Selected extract:
:::

COOK'S CORNER: Desserts can be real treat

Published 8:00 am Wednesday, August 29, 2007

By Staff
Desserts at my house are rare. We usually only have a cake, pie or ice cream when there is a special occasion. I will break down from time to time and prepare a cake for the weekend, but usually if we are expecting company.
I love to bake and when I do I like to make it something special. With a limited amount of time available for such an enjoyable thing as cooking, I usually rely on a little help. I usually start out with a cake mix and embellish the mix to add unusual ingredients. I have also opted to just get a little creative with the frosting part of the cake.
You can bet if a pie is in the making, I'm using a frozen pie shell or one of those graham cracker-type crusts. The filling will be homemade but I'm not a pastry chef.
I recently used a recipe that had been in my recipe collection for quite some time. I tend to copy down recipes that sound good or interesting and put them into my collection to try at some point in my life.
When I decided to put together a sweet treat for some friends of mine, I rummaged through the box and found a recipe for a Turtle Cake.
I thought it sounded a little complicated but decided to give it a try for the first time last weekend. I may sound complicated to you, but it really is pretty easy except for unwrapping all of those caramels.
Turtle Cake
1 box German Chocolate cake mix
1 (14 oz.) can sweetened, condensed milk
14 oz. caramels
1 cup chopped nuts
4 tbs. butter
1/4 cup cocoa
1/4 cup milk
1 stick butter
1 box confectioner's sugar
Prepare cake mix according to package directions adding ? can of sweetened condensed milk. Pour into two 9×13 pans to make two layers. Bake according to package directions until the cake tests done. Allow to cool in pan on wire racks for 10-15 minutes.

:::

Work instructions: Reproduce the Cook's Corner dessert column above word for word, from the headline through its final line.

Layout element entries
:::

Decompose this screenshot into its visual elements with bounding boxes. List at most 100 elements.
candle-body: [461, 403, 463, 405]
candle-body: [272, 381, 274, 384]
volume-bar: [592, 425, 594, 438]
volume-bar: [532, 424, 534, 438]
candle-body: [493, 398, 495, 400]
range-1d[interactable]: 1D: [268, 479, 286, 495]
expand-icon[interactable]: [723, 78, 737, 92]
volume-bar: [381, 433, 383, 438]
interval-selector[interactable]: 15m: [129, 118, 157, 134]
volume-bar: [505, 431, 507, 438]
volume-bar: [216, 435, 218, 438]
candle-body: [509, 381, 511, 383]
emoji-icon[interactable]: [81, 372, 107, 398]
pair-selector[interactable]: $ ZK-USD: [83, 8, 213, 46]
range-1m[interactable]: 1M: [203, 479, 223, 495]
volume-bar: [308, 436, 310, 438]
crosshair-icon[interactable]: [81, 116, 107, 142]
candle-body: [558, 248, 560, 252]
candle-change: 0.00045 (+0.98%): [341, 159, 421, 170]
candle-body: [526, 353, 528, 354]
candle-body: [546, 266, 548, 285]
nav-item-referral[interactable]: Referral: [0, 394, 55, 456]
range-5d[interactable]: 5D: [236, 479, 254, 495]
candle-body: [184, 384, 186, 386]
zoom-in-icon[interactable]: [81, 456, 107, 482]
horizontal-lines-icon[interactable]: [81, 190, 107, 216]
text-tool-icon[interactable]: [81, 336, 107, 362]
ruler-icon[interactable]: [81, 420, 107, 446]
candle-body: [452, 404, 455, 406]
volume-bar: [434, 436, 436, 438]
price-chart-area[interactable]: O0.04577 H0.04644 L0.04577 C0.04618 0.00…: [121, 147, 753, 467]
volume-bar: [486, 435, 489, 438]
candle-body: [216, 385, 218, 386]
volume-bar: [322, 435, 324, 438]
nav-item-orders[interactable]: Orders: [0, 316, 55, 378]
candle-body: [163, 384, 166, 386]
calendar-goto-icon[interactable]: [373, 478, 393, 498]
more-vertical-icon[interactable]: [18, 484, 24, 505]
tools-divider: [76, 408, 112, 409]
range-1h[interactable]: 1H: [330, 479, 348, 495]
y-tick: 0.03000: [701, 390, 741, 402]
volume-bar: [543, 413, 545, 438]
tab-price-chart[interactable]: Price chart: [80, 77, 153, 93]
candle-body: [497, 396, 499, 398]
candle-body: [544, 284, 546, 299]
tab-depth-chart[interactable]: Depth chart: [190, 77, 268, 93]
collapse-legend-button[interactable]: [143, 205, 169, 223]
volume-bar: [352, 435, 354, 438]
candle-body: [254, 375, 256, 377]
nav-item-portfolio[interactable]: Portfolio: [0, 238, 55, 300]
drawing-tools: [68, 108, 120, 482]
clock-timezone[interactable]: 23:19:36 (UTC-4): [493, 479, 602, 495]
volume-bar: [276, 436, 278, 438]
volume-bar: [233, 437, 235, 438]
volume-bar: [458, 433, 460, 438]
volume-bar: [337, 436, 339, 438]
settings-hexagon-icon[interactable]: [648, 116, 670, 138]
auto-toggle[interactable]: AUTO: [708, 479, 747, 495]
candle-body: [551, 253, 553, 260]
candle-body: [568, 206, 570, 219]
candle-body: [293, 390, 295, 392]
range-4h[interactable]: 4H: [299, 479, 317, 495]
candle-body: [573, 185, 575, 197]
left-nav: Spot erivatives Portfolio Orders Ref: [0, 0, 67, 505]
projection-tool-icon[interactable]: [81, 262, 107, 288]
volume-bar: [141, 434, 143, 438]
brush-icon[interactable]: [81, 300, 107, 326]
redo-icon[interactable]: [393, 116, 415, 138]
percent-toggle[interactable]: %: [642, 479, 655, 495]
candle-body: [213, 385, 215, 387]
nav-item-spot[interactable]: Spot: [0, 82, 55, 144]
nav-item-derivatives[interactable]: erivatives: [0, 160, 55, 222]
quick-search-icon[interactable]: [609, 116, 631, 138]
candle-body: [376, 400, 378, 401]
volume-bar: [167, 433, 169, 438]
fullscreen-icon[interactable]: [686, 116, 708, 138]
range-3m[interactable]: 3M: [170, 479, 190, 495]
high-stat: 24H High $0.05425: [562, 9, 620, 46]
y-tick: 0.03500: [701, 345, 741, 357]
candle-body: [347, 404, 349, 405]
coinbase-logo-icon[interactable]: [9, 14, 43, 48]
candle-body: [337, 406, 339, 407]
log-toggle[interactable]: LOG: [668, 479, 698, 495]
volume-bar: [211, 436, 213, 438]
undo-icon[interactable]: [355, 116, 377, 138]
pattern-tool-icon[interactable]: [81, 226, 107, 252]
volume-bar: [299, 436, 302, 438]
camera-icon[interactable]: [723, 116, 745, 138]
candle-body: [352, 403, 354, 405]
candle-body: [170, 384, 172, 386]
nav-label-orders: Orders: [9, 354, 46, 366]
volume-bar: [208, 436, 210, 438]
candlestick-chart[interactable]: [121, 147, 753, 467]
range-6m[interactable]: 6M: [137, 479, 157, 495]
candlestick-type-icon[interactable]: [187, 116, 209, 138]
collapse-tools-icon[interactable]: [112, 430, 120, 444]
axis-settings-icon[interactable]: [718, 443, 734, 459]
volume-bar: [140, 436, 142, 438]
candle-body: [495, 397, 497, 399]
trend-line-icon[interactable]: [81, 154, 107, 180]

:::

Reply:
COOK'S CORNER: Desserts can be real treat

Published 8:00 am Wednesday, August 29, 2007

By Staff
Desserts at my house are rare. We usually only have a cake, pie or ice cream when there is a special occasion. I will break down from time to time and prepare a cake for the weekend, but usually if we are expecting company.
I love to bake and when I do I like to make it something special. With a limited amount of time available for such an enjoyable thing as cooking, I usually rely on a little help. I usually start out with a cake mix and embellish the mix to add unusual ingredients. I have also opted to just get a little creative with the frosting part of the cake.
You can bet if a pie is in the making, I'm using a frozen pie shell or one of those graham cracker-type crusts. The filling will be homemade but I'm not a pastry chef.
I recently used a recipe that had been in my recipe collection for quite some time. I tend to copy down recipes that sound good or interesting and put them into my collection to try at some point in my life.
When I decided to put together a sweet treat for some friends of mine, I rummaged through the box and found a recipe for a Turtle Cake.
I thought it sounded a little complicated but decided to give it a try for the first time last weekend. I may sound complicated to you, but it really is pretty easy except for unwrapping all of those caramels.
Turtle Cake
1 box German Chocolate cake mix
1 (14 oz.) can sweetened, condensed milk
14 oz. caramels
1 cup chopped nuts
4 tbs. butter
1/4 cup cocoa
1/4 cup milk
1 stick butter
1 box confectioner's sugar
Prepare cake mix according to package directions adding ? can of sweetened condensed milk. Pour into two 9×13 pans to make two layers. Bake according to package directions until the cake tests done. Allow to cool in pan on wire racks for 10-15 minutes.